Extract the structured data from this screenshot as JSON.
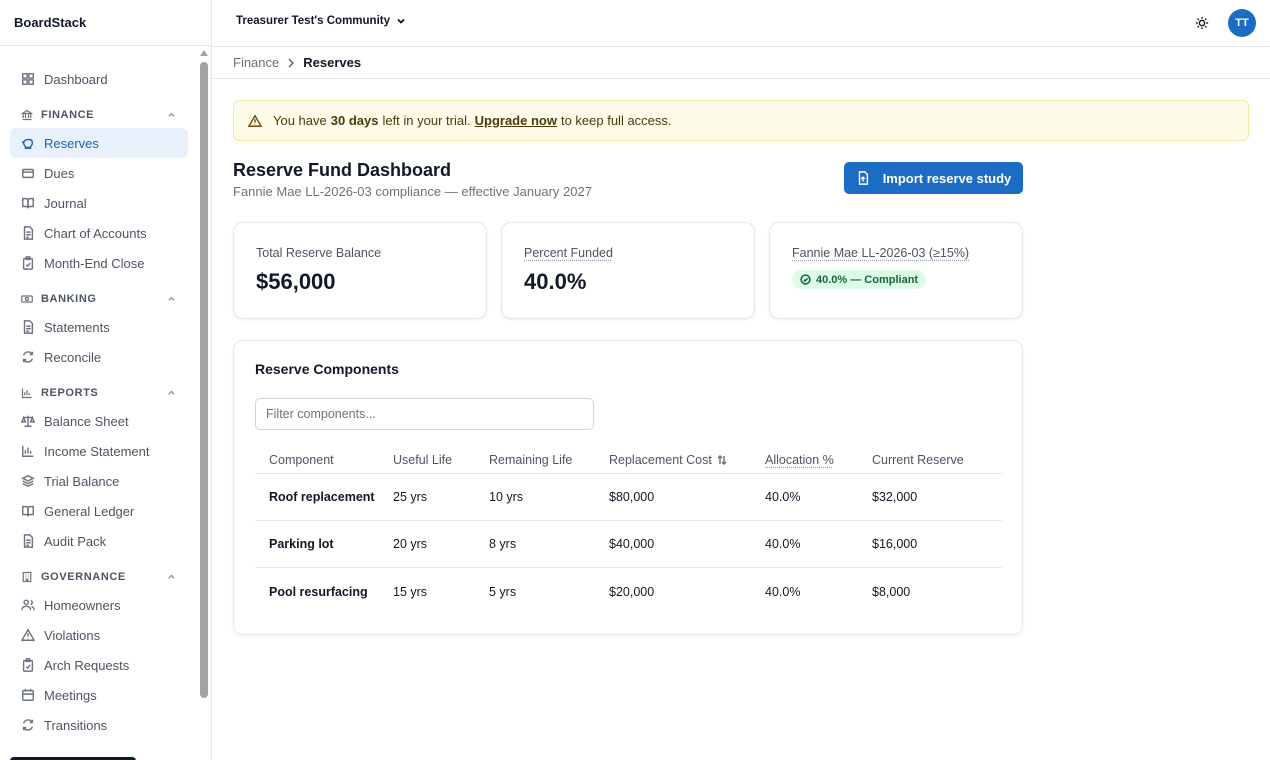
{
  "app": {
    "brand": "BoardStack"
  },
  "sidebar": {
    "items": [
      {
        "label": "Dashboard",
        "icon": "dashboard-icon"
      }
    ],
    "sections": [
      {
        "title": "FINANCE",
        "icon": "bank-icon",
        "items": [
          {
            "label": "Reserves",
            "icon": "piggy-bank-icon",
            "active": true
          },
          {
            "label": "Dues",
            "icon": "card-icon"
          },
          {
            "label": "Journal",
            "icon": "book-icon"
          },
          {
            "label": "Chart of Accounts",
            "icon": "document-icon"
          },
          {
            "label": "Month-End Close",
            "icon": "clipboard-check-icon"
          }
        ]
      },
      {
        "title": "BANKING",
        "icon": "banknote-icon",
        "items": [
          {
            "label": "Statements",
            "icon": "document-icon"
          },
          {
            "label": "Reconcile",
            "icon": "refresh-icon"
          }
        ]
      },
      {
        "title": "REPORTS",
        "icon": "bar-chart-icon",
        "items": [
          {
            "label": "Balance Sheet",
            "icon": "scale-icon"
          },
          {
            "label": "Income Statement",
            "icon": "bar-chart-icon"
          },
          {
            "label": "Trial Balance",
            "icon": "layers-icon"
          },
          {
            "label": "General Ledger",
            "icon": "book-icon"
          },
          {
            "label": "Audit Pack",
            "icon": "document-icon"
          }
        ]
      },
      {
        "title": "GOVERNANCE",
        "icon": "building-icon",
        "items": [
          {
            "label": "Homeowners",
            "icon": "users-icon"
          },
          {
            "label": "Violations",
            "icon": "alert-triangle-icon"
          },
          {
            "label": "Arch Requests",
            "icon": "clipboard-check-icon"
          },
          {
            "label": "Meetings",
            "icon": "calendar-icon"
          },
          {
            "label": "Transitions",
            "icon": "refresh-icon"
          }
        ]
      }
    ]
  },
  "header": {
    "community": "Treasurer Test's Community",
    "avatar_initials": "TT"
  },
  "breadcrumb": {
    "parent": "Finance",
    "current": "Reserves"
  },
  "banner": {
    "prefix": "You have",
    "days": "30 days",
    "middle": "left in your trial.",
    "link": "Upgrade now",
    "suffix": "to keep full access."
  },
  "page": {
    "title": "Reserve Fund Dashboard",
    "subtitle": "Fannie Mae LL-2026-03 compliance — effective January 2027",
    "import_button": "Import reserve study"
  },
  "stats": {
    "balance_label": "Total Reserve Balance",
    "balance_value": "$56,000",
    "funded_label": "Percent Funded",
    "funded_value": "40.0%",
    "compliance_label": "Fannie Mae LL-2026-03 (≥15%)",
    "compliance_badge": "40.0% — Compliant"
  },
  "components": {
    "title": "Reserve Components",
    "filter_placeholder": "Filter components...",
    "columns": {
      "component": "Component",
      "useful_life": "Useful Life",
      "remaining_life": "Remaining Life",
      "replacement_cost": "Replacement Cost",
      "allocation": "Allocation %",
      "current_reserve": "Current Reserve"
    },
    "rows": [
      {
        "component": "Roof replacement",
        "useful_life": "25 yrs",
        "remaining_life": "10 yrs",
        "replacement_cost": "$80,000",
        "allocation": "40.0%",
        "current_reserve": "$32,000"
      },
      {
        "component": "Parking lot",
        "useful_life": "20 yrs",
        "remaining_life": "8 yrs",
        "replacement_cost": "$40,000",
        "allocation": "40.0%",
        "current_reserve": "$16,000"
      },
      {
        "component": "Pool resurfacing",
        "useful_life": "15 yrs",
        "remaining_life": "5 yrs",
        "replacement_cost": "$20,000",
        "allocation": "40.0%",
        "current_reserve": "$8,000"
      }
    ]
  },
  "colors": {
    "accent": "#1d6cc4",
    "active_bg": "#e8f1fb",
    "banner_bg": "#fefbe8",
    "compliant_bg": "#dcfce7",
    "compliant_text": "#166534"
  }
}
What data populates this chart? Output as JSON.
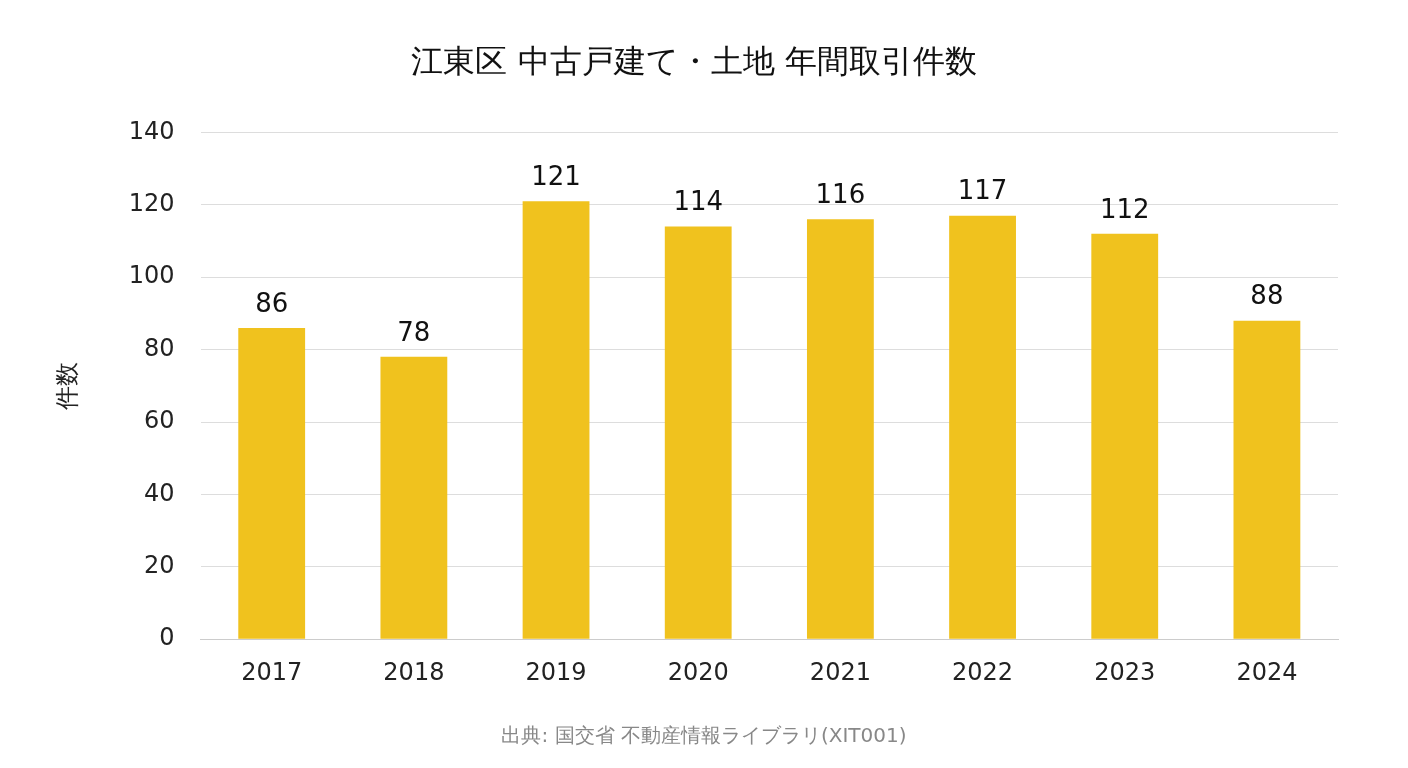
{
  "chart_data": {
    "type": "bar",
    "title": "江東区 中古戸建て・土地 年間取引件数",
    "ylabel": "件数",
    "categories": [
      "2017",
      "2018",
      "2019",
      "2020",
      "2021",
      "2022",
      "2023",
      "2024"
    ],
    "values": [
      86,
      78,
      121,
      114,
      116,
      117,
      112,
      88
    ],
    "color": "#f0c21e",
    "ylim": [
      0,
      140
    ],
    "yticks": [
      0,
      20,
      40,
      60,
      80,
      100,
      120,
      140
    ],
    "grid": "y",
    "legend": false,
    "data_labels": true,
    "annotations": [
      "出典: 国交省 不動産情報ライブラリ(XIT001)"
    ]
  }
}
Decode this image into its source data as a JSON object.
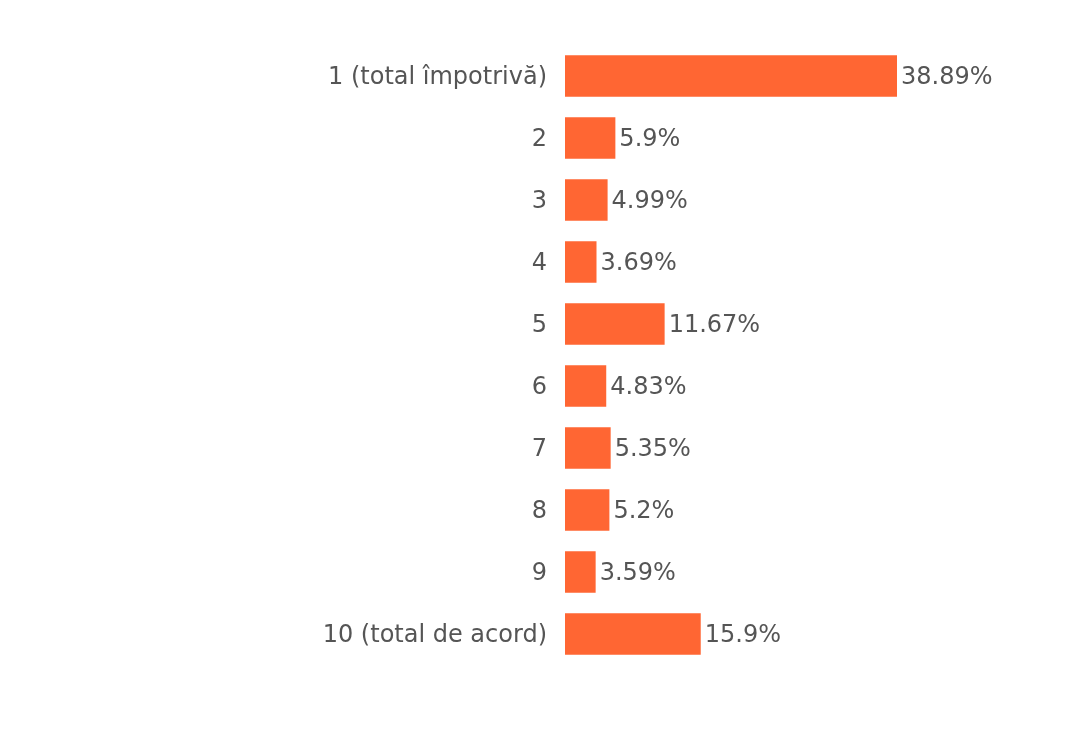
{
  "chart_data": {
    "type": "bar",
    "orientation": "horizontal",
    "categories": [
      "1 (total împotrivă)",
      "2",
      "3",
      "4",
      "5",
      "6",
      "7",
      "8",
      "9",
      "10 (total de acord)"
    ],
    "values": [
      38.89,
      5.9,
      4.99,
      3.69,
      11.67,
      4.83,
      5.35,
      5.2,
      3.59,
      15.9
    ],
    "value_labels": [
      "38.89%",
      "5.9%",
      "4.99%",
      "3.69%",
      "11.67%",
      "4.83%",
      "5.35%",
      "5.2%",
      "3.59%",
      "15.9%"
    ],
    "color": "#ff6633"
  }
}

• • • • • • •

Reproduce each record above by retyping it exactly; omit all images.

▶ **RESULT**:
Extract the structured data from this screenshot as JSON.
{
  "app": {
    "brand": "BoardStack"
  },
  "sidebar": {
    "items": [
      {
        "label": "Dashboard",
        "icon": "dashboard-icon"
      }
    ],
    "sections": [
      {
        "title": "FINANCE",
        "icon": "bank-icon",
        "items": [
          {
            "label": "Reserves",
            "icon": "piggy-bank-icon",
            "active": true
          },
          {
            "label": "Dues",
            "icon": "card-icon"
          },
          {
            "label": "Journal",
            "icon": "book-icon"
          },
          {
            "label": "Chart of Accounts",
            "icon": "document-icon"
          },
          {
            "label": "Month-End Close",
            "icon": "clipboard-check-icon"
          }
        ]
      },
      {
        "title": "BANKING",
        "icon": "banknote-icon",
        "items": [
          {
            "label": "Statements",
            "icon": "document-icon"
          },
          {
            "label": "Reconcile",
            "icon": "refresh-icon"
          }
        ]
      },
      {
        "title": "REPORTS",
        "icon": "bar-chart-icon",
        "items": [
          {
            "label": "Balance Sheet",
            "icon": "scale-icon"
          },
          {
            "label": "Income Statement",
            "icon": "bar-chart-icon"
          },
          {
            "label": "Trial Balance",
            "icon": "layers-icon"
          },
          {
            "label": "General Ledger",
            "icon": "book-icon"
          },
          {
            "label": "Audit Pack",
            "icon": "document-icon"
          }
        ]
      },
      {
        "title": "GOVERNANCE",
        "icon": "building-icon",
        "items": [
          {
            "label": "Homeowners",
            "icon": "users-icon"
          },
          {
            "label": "Violations",
            "icon": "alert-triangle-icon"
          },
          {
            "label": "Arch Requests",
            "icon": "clipboard-check-icon"
          },
          {
            "label": "Meetings",
            "icon": "calendar-icon"
          },
          {
            "label": "Transitions",
            "icon": "refresh-icon"
          }
        ]
      }
    ]
  },
  "header": {
    "community": "Treasurer Test's Community",
    "avatar_initials": "TT"
  },
  "breadcrumb": {
    "parent": "Finance",
    "current": "Reserves"
  },
  "banner": {
    "prefix": "You have",
    "days": "30 days",
    "middle": "left in your trial.",
    "link": "Upgrade now",
    "suffix": "to keep full access."
  },
  "page": {
    "title": "Reserve Fund Dashboard",
    "subtitle": "Fannie Mae LL-2026-03 compliance — effective January 2027",
    "import_button": "Import reserve study"
  },
  "stats": {
    "balance_label": "Total Reserve Balance",
    "balance_value": "$56,000",
    "funded_label": "Percent Funded",
    "funded_value": "40.0%",
    "compliance_label": "Fannie Mae LL-2026-03 (≥15%)",
    "compliance_badge": "40.0% — Compliant"
  },
  "components": {
    "title": "Reserve Components",
    "filter_placeholder": "Filter components...",
    "columns": {
      "component": "Component",
      "useful_life": "Useful Life",
      "remaining_life": "Remaining Life",
      "replacement_cost": "Replacement Cost",
      "allocation": "Allocation %",
      "current_reserve": "Current Reserve"
    },
    "rows": [
      {
        "component": "Roof replacement",
        "useful_life": "25 yrs",
        "remaining_life": "10 yrs",
        "replacement_cost": "$80,000",
        "allocation": "40.0%",
        "current_reserve": "$32,000"
      },
      {
        "component": "Parking lot",
        "useful_life": "20 yrs",
        "remaining_life": "8 yrs",
        "replacement_cost": "$40,000",
        "allocation": "40.0%",
        "current_reserve": "$16,000"
      },
      {
        "component": "Pool resurfacing",
        "useful_life": "15 yrs",
        "remaining_life": "5 yrs",
        "replacement_cost": "$20,000",
        "allocation": "40.0%",
        "current_reserve": "$8,000"
      }
    ]
  },
  "colors": {
    "accent": "#1d6cc4",
    "active_bg": "#e8f1fb",
    "banner_bg": "#fefbe8",
    "compliant_bg": "#dcfce7",
    "compliant_text": "#166534"
  }
}
What data populates this chart? Output as JSON.
{
  "chart_data": {
    "type": "bar",
    "title": "江東区 中古戸建て・土地 年間取引件数",
    "ylabel": "件数",
    "categories": [
      "2017",
      "2018",
      "2019",
      "2020",
      "2021",
      "2022",
      "2023",
      "2024"
    ],
    "values": [
      86,
      78,
      121,
      114,
      116,
      117,
      112,
      88
    ],
    "color": "#f0c21e",
    "ylim": [
      0,
      140
    ],
    "yticks": [
      0,
      20,
      40,
      60,
      80,
      100,
      120,
      140
    ],
    "grid": "y",
    "legend": false,
    "data_labels": true,
    "annotations": [
      "出典: 国交省 不動産情報ライブラリ(XIT001)"
    ]
  }
}
Decode this image into its source data as a JSON object.
{
  "chart_data": {
    "type": "bar",
    "orientation": "horizontal",
    "categories": [
      "1 (total împotrivă)",
      "2",
      "3",
      "4",
      "5",
      "6",
      "7",
      "8",
      "9",
      "10 (total de acord)"
    ],
    "values": [
      38.89,
      5.9,
      4.99,
      3.69,
      11.67,
      4.83,
      5.35,
      5.2,
      3.59,
      15.9
    ],
    "value_labels": [
      "38.89%",
      "5.9%",
      "4.99%",
      "3.69%",
      "11.67%",
      "4.83%",
      "5.35%",
      "5.2%",
      "3.59%",
      "15.9%"
    ],
    "color": "#ff6633"
  }
}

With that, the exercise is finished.